[EXERCISE REQUIREMENTS]: Pictures stay out; everything else in the records below is copied exactly.

[EXTRACTED MATERIAL]:

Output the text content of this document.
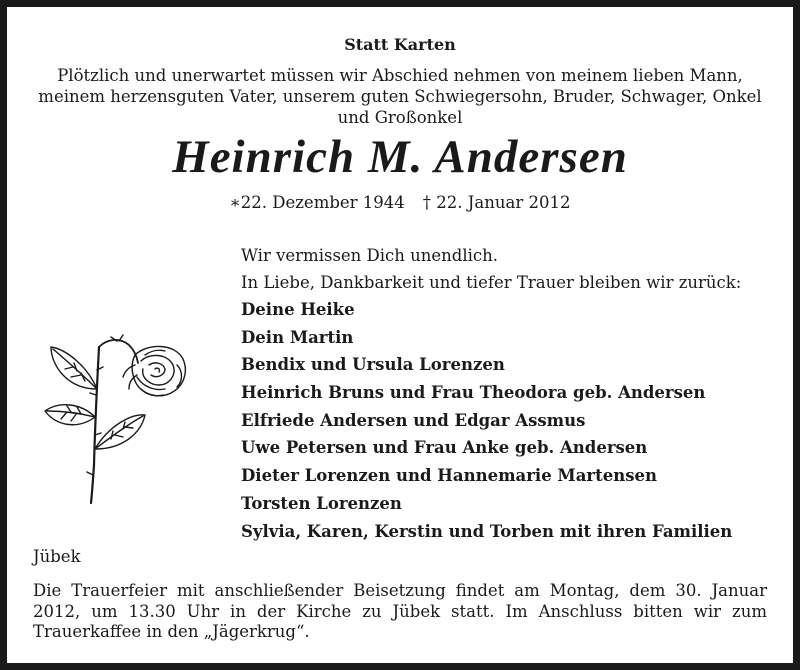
Statt Karten
Plötzlich und unerwartet müssen wir Abschied nehmen von meinem lieben Mann, meinem herzensguten Vater, unserem guten Schwiegersohn, Bruder, Schwager, Onkel und Großonkel
Heinrich M. Andersen
∗22. Dezember 1944 † 22. Januar 2012
Wir vermissen Dich unendlich.
In Liebe, Dankbarkeit und tiefer Trauer bleiben wir zurück:
Deine Heike
Dein Martin
Bendix und Ursula Lorenzen
Heinrich Bruns und Frau Theodora geb. Andersen
Elfriede Andersen und Edgar Assmus
Uwe Petersen und Frau Anke geb. Andersen
Dieter Lorenzen und Hannemarie Martensen
Torsten Lorenzen
Sylvia, Karen, Kerstin und Torben mit ihren Familien
Jübek
Die Trauerfeier mit anschließender Beisetzung findet am Montag, dem 30. Januar 2012, um 13.30 Uhr in der Kirche zu Jübek statt. Im Anschluss bitten wir zum Trauerkaffee in den „Jägerkrug“.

[RESPONSE TO THE EXERCISE]:
Output the text content of this document.
Statt Karten
Plötzlich und unerwartet müssen wir Abschied nehmen von meinem lieben Mann, meinem herzensguten Vater, unserem guten Schwiegersohn, Bruder, Schwager, Onkel und Großonkel
Heinrich M. Andersen
∗22. Dezember 1944 † 22. Januar 2012
Wir vermissen Dich unendlich.
In Liebe, Dankbarkeit und tiefer Trauer bleiben wir zurück:
Deine Heike
Dein Martin
Bendix und Ursula Lorenzen
Heinrich Bruns und Frau Theodora geb. Andersen
Elfriede Andersen und Edgar Assmus
Uwe Petersen und Frau Anke geb. Andersen
Dieter Lorenzen und Hannemarie Martensen
Torsten Lorenzen
Sylvia, Karen, Kerstin und Torben mit ihren Familien
Jübek
Die Trauerfeier mit anschließender Beisetzung findet am Montag, dem 30. Januar 2012, um 13.30 Uhr in der Kirche zu Jübek statt. Im Anschluss bitten wir zum Trauerkaffee in den „Jägerkrug“.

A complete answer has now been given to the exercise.